** Exercise **
Note each line of the listing that contains the string "this", and copy it.

** Listed records **
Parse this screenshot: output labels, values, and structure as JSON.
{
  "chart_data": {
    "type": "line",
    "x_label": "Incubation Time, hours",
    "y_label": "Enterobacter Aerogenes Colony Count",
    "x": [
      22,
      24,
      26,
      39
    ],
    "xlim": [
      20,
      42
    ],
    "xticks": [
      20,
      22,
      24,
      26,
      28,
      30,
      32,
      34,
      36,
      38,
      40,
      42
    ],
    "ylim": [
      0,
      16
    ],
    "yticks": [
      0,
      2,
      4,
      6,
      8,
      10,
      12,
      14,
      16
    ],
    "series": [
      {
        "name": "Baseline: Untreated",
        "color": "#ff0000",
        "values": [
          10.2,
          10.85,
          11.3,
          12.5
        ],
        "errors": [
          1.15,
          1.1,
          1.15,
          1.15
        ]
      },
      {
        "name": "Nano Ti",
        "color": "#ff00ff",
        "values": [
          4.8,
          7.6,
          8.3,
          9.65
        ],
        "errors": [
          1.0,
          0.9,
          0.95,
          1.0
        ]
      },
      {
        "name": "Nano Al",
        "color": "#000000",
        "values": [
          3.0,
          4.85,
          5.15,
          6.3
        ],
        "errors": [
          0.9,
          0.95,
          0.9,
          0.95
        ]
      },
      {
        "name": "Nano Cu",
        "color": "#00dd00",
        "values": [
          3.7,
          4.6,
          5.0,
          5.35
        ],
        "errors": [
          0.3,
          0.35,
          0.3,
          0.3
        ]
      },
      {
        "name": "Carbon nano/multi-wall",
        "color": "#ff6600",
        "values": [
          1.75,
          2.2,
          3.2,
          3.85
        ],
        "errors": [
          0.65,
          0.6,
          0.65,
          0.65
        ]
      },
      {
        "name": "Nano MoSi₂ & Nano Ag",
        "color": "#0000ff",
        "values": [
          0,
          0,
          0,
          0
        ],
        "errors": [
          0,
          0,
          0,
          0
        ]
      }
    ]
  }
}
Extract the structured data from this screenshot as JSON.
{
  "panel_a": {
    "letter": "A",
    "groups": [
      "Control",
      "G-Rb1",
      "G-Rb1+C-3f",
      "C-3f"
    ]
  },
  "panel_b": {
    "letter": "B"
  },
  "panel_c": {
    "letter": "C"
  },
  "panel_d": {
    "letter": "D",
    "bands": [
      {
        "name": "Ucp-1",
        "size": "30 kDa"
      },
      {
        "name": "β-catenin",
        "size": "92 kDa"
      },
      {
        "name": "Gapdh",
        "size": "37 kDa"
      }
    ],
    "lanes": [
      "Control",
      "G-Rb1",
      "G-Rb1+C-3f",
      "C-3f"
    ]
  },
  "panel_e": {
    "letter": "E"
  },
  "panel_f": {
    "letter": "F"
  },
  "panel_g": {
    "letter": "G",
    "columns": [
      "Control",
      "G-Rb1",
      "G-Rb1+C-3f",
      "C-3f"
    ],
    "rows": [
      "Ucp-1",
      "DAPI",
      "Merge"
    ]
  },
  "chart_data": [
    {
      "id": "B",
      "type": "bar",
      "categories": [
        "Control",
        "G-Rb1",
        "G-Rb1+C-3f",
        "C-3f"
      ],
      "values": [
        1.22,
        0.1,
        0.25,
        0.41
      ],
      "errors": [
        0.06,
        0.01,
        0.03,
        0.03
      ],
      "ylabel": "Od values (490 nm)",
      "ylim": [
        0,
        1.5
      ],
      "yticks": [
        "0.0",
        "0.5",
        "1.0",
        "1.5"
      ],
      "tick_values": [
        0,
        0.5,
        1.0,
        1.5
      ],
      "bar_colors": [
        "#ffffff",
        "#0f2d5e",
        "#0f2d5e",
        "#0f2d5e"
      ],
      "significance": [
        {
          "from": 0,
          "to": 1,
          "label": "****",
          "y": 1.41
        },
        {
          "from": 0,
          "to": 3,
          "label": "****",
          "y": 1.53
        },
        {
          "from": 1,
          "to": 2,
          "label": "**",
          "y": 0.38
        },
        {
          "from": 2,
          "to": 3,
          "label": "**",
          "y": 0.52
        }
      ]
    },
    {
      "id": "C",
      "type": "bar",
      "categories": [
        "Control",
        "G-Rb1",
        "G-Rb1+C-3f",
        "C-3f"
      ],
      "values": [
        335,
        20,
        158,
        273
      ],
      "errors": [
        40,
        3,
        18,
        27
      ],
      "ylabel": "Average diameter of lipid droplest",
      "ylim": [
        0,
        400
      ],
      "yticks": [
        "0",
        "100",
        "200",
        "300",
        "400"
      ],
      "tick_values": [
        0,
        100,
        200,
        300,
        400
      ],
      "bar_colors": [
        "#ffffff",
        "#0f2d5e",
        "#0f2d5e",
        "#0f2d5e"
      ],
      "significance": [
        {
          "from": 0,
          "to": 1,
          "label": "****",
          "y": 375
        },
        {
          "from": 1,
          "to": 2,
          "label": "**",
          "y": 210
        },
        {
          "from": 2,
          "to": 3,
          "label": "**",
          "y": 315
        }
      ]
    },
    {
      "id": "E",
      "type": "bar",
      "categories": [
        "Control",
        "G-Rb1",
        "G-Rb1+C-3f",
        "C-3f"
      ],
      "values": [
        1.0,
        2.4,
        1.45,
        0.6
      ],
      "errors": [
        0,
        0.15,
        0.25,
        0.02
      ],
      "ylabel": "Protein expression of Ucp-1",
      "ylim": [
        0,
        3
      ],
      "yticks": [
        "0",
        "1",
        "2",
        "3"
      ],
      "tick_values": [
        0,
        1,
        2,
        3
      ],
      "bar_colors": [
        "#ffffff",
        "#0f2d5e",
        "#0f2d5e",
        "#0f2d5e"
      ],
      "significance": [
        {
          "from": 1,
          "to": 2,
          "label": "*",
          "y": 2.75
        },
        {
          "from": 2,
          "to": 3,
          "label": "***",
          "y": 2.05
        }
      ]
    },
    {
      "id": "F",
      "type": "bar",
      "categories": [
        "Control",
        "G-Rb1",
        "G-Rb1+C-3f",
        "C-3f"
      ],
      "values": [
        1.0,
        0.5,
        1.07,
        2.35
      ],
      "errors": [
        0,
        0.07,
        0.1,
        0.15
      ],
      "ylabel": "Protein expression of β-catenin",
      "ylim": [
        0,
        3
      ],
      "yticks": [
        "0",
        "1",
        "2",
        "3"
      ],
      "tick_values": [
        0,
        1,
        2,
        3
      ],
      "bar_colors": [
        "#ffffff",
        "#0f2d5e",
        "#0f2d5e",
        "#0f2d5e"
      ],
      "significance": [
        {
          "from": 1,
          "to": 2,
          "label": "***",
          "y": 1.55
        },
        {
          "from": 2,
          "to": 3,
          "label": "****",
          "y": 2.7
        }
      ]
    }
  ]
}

** Solved problem **
Parse this screenshot: output labels, values, and structure as JSON.
Extract the structured data from this screenshot as JSON.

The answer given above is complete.